- _Given exercise_
Set down, in full, every record in the block.
::::
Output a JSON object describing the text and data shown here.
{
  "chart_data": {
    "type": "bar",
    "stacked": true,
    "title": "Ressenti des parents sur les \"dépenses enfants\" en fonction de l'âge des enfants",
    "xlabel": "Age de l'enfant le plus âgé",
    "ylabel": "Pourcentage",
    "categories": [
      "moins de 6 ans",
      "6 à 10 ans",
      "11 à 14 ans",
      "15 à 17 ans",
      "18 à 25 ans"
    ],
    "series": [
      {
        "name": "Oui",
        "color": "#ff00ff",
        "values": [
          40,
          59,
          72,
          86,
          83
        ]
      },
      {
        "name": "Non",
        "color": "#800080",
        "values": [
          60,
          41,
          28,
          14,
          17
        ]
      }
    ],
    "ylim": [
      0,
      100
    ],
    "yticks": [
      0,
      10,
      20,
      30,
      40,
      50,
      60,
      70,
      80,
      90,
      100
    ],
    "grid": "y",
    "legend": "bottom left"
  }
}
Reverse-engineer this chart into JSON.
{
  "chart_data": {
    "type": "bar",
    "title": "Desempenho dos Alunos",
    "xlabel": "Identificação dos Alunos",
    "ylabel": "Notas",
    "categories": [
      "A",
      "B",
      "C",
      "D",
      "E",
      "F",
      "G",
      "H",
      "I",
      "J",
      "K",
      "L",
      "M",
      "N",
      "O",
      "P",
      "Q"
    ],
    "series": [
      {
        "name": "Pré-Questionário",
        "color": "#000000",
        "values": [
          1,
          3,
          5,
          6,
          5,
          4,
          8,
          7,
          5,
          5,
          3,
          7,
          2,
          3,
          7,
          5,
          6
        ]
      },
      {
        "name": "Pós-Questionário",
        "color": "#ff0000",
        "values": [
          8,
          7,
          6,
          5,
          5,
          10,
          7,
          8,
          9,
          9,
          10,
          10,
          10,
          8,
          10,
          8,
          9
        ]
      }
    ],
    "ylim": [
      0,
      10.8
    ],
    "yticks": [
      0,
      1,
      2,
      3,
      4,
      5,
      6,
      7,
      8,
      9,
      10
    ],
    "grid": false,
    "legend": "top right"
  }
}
::::
- _Written answer_
Output a JSON object describing the text and data shown here.
{
  "chart_data": {
    "type": "bar",
    "stacked": true,
    "title": "Ressenti des parents sur les \"dépenses enfants\" en fonction de l'âge des enfants",
    "xlabel": "Age de l'enfant le plus âgé",
    "ylabel": "Pourcentage",
    "categories": [
      "moins de 6 ans",
      "6 à 10 ans",
      "11 à 14 ans",
      "15 à 17 ans",
      "18 à 25 ans"
    ],
    "series": [
      {
        "name": "Oui",
        "color": "#ff00ff",
        "values": [
          40,
          59,
          72,
          86,
          83
        ]
      },
      {
        "name": "Non",
        "color": "#800080",
        "values": [
          60,
          41,
          28,
          14,
          17
        ]
      }
    ],
    "ylim": [
      0,
      100
    ],
    "yticks": [
      0,
      10,
      20,
      30,
      40,
      50,
      60,
      70,
      80,
      90,
      100
    ],
    "grid": "y",
    "legend": "bottom left"
  }
}
Reverse-engineer this chart into JSON.
{
  "chart_data": {
    "type": "bar",
    "title": "Desempenho dos Alunos",
    "xlabel": "Identificação dos Alunos",
    "ylabel": "Notas",
    "categories": [
      "A",
      "B",
      "C",
      "D",
      "E",
      "F",
      "G",
      "H",
      "I",
      "J",
      "K",
      "L",
      "M",
      "N",
      "O",
      "P",
      "Q"
    ],
    "series": [
      {
        "name": "Pré-Questionário",
        "color": "#000000",
        "values": [
          1,
          3,
          5,
          6,
          5,
          4,
          8,
          7,
          5,
          5,
          3,
          7,
          2,
          3,
          7,
          5,
          6
        ]
      },
      {
        "name": "Pós-Questionário",
        "color": "#ff0000",
        "values": [
          8,
          7,
          6,
          5,
          5,
          10,
          7,
          8,
          9,
          9,
          10,
          10,
          10,
          8,
          10,
          8,
          9
        ]
      }
    ],
    "ylim": [
      0,
      10.8
    ],
    "yticks": [
      0,
      1,
      2,
      3,
      4,
      5,
      6,
      7,
      8,
      9,
      10
    ],
    "grid": false,
    "legend": "top right"
  }
}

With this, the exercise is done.